Task statement: Lift out each line of the data that holds "beeps".

::: Recorded data :::

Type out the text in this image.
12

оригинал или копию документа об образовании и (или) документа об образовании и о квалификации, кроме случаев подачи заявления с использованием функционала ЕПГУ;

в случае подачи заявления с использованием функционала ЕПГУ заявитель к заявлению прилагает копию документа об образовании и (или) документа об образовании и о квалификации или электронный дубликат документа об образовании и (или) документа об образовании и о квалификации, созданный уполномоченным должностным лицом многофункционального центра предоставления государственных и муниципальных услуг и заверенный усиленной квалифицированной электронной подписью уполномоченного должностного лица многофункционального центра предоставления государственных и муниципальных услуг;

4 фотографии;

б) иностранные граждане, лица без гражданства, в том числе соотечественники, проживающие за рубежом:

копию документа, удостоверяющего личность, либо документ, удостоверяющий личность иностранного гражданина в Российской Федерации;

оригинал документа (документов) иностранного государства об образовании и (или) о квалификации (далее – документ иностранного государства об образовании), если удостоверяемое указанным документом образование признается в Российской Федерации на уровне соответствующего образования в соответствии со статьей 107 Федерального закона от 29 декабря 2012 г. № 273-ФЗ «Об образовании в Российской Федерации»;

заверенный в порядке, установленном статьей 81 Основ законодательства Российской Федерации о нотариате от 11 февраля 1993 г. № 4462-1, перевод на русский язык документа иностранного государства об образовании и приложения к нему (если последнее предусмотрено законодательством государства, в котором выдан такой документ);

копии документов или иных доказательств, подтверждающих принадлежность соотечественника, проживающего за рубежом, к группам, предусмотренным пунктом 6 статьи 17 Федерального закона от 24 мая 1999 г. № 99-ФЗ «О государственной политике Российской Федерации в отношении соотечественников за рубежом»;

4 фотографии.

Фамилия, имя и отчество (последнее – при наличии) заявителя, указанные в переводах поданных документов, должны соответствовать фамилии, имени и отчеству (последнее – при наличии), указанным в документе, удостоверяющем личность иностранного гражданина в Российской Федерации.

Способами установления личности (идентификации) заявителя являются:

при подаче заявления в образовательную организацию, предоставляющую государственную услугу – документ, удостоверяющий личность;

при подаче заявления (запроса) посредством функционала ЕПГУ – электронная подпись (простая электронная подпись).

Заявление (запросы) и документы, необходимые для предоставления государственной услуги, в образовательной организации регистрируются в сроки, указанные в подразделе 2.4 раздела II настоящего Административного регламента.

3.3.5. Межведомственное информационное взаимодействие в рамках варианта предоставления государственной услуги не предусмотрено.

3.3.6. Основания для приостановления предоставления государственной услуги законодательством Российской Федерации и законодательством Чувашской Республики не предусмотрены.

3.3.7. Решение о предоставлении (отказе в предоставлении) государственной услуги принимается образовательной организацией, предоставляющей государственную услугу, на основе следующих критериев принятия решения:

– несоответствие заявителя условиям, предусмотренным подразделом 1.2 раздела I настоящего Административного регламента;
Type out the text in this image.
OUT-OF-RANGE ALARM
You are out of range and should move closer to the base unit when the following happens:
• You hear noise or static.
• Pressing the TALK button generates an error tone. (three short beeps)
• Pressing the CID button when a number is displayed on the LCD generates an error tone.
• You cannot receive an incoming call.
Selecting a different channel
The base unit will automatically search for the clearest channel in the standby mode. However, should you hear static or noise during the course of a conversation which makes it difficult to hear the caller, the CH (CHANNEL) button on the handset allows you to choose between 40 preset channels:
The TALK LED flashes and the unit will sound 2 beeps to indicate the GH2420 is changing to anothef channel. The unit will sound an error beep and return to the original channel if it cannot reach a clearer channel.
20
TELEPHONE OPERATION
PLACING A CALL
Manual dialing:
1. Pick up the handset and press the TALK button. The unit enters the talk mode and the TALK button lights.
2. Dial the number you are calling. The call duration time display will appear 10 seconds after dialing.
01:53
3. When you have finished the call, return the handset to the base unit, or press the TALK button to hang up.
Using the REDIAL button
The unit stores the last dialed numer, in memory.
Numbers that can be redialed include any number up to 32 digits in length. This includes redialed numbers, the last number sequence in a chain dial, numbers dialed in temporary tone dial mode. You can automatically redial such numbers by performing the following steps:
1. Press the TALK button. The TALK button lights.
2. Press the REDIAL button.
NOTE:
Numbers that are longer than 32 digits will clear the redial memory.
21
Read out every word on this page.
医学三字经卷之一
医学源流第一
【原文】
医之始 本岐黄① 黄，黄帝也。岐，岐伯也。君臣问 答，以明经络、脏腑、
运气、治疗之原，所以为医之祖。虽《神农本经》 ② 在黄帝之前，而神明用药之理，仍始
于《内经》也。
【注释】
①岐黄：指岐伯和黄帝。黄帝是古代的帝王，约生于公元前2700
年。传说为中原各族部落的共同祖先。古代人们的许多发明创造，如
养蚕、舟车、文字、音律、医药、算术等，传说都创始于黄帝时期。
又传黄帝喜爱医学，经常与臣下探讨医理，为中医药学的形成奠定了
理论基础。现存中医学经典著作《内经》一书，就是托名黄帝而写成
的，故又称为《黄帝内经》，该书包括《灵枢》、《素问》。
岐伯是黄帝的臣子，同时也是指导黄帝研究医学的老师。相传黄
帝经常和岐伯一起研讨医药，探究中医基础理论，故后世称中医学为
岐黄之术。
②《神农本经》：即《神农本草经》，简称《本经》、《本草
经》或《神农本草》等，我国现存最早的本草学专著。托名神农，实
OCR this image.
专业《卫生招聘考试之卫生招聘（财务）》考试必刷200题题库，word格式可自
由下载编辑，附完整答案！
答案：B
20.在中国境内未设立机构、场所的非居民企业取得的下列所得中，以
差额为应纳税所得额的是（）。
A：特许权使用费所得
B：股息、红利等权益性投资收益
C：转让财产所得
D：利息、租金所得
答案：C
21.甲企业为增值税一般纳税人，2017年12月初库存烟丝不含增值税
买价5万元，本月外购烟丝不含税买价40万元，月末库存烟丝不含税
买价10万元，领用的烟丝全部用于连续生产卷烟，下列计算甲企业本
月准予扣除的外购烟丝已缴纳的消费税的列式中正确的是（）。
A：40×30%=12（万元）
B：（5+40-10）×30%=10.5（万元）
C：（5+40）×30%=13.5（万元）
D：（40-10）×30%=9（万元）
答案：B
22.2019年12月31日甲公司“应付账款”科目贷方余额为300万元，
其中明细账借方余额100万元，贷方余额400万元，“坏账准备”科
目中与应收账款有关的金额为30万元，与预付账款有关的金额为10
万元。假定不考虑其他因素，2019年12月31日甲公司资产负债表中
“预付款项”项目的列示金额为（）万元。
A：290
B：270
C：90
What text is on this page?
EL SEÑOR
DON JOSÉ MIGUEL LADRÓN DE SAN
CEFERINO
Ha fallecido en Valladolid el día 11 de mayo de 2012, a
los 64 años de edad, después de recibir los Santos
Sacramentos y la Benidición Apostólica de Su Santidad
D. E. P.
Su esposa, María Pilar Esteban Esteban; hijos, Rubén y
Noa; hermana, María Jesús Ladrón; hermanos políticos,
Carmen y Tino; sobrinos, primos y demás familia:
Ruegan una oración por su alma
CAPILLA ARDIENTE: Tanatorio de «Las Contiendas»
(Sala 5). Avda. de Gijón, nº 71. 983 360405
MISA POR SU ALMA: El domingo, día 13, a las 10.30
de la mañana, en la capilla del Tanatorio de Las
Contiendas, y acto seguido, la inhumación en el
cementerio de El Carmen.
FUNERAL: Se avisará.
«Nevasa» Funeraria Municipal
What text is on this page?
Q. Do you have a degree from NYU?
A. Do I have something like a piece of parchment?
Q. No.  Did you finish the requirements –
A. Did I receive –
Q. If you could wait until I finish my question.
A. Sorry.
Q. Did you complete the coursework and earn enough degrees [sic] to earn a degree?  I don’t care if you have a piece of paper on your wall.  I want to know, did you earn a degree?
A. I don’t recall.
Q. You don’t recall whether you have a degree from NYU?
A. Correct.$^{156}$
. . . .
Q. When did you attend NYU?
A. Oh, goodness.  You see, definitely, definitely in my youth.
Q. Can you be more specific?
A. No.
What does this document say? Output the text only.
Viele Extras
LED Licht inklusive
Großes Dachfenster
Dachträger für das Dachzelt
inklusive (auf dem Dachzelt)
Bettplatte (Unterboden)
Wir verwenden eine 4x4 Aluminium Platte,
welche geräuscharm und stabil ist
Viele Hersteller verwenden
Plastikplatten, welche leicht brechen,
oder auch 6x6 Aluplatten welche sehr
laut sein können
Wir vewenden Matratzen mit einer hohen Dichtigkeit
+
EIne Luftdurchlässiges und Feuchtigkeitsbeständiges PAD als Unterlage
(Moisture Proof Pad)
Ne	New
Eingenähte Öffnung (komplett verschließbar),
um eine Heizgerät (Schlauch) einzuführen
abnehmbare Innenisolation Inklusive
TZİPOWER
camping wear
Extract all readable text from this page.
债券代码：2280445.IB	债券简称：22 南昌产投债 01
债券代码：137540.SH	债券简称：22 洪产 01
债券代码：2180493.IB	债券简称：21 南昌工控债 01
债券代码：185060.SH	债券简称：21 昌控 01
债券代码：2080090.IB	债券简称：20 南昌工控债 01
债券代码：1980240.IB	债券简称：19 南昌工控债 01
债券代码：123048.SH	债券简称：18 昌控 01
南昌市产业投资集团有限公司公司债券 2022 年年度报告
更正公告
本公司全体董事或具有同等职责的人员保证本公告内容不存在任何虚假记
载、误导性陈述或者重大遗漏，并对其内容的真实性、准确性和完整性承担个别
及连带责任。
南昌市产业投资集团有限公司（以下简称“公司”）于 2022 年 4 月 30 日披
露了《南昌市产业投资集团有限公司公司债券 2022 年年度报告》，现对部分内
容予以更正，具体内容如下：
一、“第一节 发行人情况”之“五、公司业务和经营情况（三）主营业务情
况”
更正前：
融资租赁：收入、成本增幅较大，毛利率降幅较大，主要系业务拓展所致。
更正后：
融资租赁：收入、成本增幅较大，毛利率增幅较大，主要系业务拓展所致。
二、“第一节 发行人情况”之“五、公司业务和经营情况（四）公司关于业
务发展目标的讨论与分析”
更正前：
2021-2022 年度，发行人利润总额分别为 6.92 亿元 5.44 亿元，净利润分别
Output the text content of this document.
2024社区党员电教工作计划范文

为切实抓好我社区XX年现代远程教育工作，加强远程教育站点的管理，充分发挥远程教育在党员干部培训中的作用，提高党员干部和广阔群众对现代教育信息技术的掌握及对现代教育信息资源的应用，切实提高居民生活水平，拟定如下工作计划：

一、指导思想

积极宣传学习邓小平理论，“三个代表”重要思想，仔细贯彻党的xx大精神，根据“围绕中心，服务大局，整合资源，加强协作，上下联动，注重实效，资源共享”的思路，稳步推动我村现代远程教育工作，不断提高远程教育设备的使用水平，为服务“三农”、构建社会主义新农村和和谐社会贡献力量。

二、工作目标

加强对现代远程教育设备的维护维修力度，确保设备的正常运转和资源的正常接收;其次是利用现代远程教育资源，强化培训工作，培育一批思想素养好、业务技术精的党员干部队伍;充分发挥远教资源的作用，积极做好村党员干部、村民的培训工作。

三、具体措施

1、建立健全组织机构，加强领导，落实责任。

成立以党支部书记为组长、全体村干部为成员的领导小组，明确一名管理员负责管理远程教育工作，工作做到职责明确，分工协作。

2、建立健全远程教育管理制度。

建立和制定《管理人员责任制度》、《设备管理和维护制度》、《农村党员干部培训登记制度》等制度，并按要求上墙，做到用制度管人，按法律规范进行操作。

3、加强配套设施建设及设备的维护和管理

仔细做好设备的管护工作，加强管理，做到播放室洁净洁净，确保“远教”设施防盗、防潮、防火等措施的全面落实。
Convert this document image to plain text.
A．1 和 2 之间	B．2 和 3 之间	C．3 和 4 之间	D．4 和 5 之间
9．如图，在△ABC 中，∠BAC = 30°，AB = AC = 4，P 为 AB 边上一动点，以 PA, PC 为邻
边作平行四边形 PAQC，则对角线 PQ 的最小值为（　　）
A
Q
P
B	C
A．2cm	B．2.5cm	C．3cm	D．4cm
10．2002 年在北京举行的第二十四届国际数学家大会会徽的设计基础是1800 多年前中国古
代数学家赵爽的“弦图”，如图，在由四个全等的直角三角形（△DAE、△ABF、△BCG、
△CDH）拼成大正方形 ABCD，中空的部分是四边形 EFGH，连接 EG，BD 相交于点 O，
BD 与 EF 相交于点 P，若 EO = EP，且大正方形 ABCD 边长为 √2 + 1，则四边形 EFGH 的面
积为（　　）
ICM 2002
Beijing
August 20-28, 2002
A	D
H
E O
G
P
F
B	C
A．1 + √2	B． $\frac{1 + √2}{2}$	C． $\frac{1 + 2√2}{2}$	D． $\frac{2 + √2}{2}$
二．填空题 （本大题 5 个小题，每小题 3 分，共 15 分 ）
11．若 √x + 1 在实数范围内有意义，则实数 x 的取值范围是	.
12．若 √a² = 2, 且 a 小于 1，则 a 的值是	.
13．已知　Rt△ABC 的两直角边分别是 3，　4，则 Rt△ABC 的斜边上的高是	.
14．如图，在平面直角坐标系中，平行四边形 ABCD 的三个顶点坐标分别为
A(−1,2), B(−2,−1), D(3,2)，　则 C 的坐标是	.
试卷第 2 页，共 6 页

:::

Result below:
• Pressing the TALK button generates an error tone. (three short beeps)
The TALK LED flashes and the unit will sound 2 beeps to indicate the GH2420 is changing to anothef channel. The unit will sound an error beep and return to the original channel if it cannot reach a clearer channel.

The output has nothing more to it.